* _SET PROBLEM_:
Copy out all the lines in the records that include the word "gospodarskich".

#### MATERIALS PROVIDED ####

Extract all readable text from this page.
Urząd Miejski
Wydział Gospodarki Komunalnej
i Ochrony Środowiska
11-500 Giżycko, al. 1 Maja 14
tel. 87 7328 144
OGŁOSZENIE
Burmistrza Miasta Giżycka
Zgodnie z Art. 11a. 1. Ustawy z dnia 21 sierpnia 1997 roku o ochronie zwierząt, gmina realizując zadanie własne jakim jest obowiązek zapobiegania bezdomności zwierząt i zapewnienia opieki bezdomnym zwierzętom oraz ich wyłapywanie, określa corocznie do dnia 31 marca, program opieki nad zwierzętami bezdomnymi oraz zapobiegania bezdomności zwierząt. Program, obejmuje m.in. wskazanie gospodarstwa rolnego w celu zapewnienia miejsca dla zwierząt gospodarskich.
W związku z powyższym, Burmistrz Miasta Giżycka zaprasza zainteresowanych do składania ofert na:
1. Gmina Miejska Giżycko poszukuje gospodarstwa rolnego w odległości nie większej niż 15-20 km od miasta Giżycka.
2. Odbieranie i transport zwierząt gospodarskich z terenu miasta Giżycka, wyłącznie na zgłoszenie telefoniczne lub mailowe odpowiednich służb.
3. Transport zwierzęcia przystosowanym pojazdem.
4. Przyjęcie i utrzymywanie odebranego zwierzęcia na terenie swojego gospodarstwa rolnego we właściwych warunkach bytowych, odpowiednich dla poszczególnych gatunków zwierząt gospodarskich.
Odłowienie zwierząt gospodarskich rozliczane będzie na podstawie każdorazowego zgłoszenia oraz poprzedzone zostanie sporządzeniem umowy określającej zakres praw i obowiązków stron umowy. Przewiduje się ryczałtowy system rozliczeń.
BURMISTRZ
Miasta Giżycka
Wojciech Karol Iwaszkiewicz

####

* _TASK RESULT_:
Zgodnie z Art. 11a. 1. Ustawy z dnia 21 sierpnia 1997 roku o ochronie zwierząt, gmina realizując zadanie własne jakim jest obowiązek zapobiegania bezdomności zwierząt i zapewnienia opieki bezdomnym zwierzętom oraz ich wyłapywanie, określa corocznie do dnia 31 marca, program opieki nad zwierzętami bezdomnymi oraz zapobiegania bezdomności zwierząt. Program, obejmuje m.in. wskazanie gospodarstwa rolnego w celu zapewnienia miejsca dla zwierząt gospodarskich.
2. Odbieranie i transport zwierząt gospodarskich z terenu miasta Giżycka, wyłącznie na zgłoszenie telefoniczne lub mailowe odpowiednich służb.
4. Przyjęcie i utrzymywanie odebranego zwierzęcia na terenie swojego gospodarstwa rolnego we właściwych warunkach bytowych, odpowiednich dla poszczególnych gatunków zwierząt gospodarskich.
Odłowienie zwierząt gospodarskich rozliczane będzie na podstawie każdorazowego zgłoszenia oraz poprzedzone zostanie sporządzeniem umowy określającej zakres praw i obowiązków stron umowy. Przewiduje się ryczałtowy system rozliczeń.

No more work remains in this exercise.